Records supplied:
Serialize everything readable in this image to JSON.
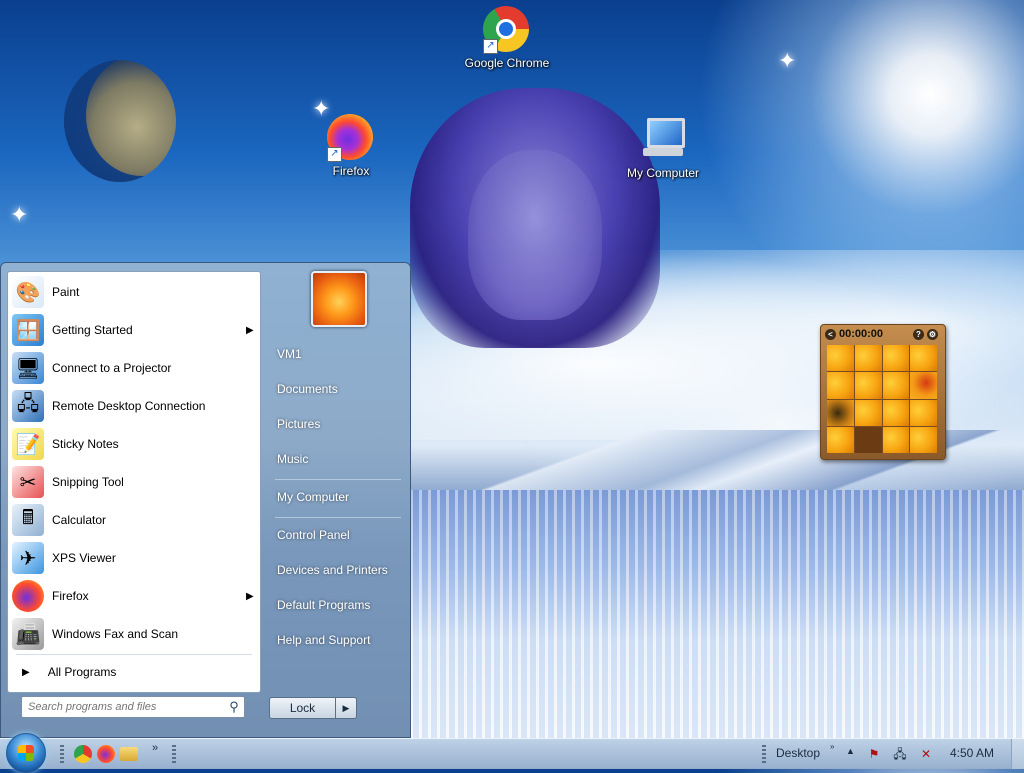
{
  "desktop": {
    "icons": [
      {
        "label": "Google Chrome",
        "icon": "chrome-icon"
      },
      {
        "label": "Firefox",
        "icon": "firefox-icon"
      },
      {
        "label": "My Computer",
        "icon": "computer-icon"
      }
    ]
  },
  "puzzle_gadget": {
    "timer": "00:00:00",
    "help": "?",
    "back": "<",
    "settings": "⚙"
  },
  "start_menu": {
    "programs": [
      {
        "label": "Paint",
        "icon": "paint-icon",
        "has_submenu": false
      },
      {
        "label": "Getting Started",
        "icon": "getting-started-icon",
        "has_submenu": true
      },
      {
        "label": "Connect to a Projector",
        "icon": "projector-icon",
        "has_submenu": false
      },
      {
        "label": "Remote Desktop Connection",
        "icon": "remote-desktop-icon",
        "has_submenu": false
      },
      {
        "label": "Sticky Notes",
        "icon": "sticky-notes-icon",
        "has_submenu": false
      },
      {
        "label": "Snipping Tool",
        "icon": "snipping-tool-icon",
        "has_submenu": false
      },
      {
        "label": "Calculator",
        "icon": "calculator-icon",
        "has_submenu": false
      },
      {
        "label": "XPS Viewer",
        "icon": "xps-viewer-icon",
        "has_submenu": false
      },
      {
        "label": "Firefox",
        "icon": "firefox-icon",
        "has_submenu": true
      },
      {
        "label": "Windows Fax and Scan",
        "icon": "fax-scan-icon",
        "has_submenu": false
      }
    ],
    "all_programs": "All Programs",
    "search_placeholder": "Search programs and files",
    "right_items": [
      {
        "label": "VM1"
      },
      {
        "label": "Documents"
      },
      {
        "label": "Pictures"
      },
      {
        "label": "Music"
      },
      {
        "label": "My Computer"
      },
      {
        "label": "Control Panel"
      },
      {
        "label": "Devices and Printers"
      },
      {
        "label": "Default Programs"
      },
      {
        "label": "Help and Support"
      }
    ],
    "lock_label": "Lock"
  },
  "taskbar": {
    "desktop_label": "Desktop",
    "clock": "4:50 AM",
    "overflow": "»",
    "tray_arrow": "▲"
  }
}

Job:
Return all of the entries exactly as written, but drop any pictures they hold.

Exercise response:
Serialize everything readable in this image to JSON.
{
  "desktop": {
    "icons": [
      {
        "label": "Google Chrome",
        "icon": "chrome-icon"
      },
      {
        "label": "Firefox",
        "icon": "firefox-icon"
      },
      {
        "label": "My Computer",
        "icon": "computer-icon"
      }
    ]
  },
  "puzzle_gadget": {
    "timer": "00:00:00",
    "help": "?",
    "back": "<",
    "settings": "⚙"
  },
  "start_menu": {
    "programs": [
      {
        "label": "Paint",
        "icon": "paint-icon",
        "has_submenu": false
      },
      {
        "label": "Getting Started",
        "icon": "getting-started-icon",
        "has_submenu": true
      },
      {
        "label": "Connect to a Projector",
        "icon": "projector-icon",
        "has_submenu": false
      },
      {
        "label": "Remote Desktop Connection",
        "icon": "remote-desktop-icon",
        "has_submenu": false
      },
      {
        "label": "Sticky Notes",
        "icon": "sticky-notes-icon",
        "has_submenu": false
      },
      {
        "label": "Snipping Tool",
        "icon": "snipping-tool-icon",
        "has_submenu": false
      },
      {
        "label": "Calculator",
        "icon": "calculator-icon",
        "has_submenu": false
      },
      {
        "label": "XPS Viewer",
        "icon": "xps-viewer-icon",
        "has_submenu": false
      },
      {
        "label": "Firefox",
        "icon": "firefox-icon",
        "has_submenu": true
      },
      {
        "label": "Windows Fax and Scan",
        "icon": "fax-scan-icon",
        "has_submenu": false
      }
    ],
    "all_programs": "All Programs",
    "search_placeholder": "Search programs and files",
    "right_items": [
      {
        "label": "VM1"
      },
      {
        "label": "Documents"
      },
      {
        "label": "Pictures"
      },
      {
        "label": "Music"
      },
      {
        "label": "My Computer"
      },
      {
        "label": "Control Panel"
      },
      {
        "label": "Devices and Printers"
      },
      {
        "label": "Default Programs"
      },
      {
        "label": "Help and Support"
      }
    ],
    "lock_label": "Lock"
  },
  "taskbar": {
    "desktop_label": "Desktop",
    "clock": "4:50 AM",
    "overflow": "»",
    "tray_arrow": "▲"
  }
}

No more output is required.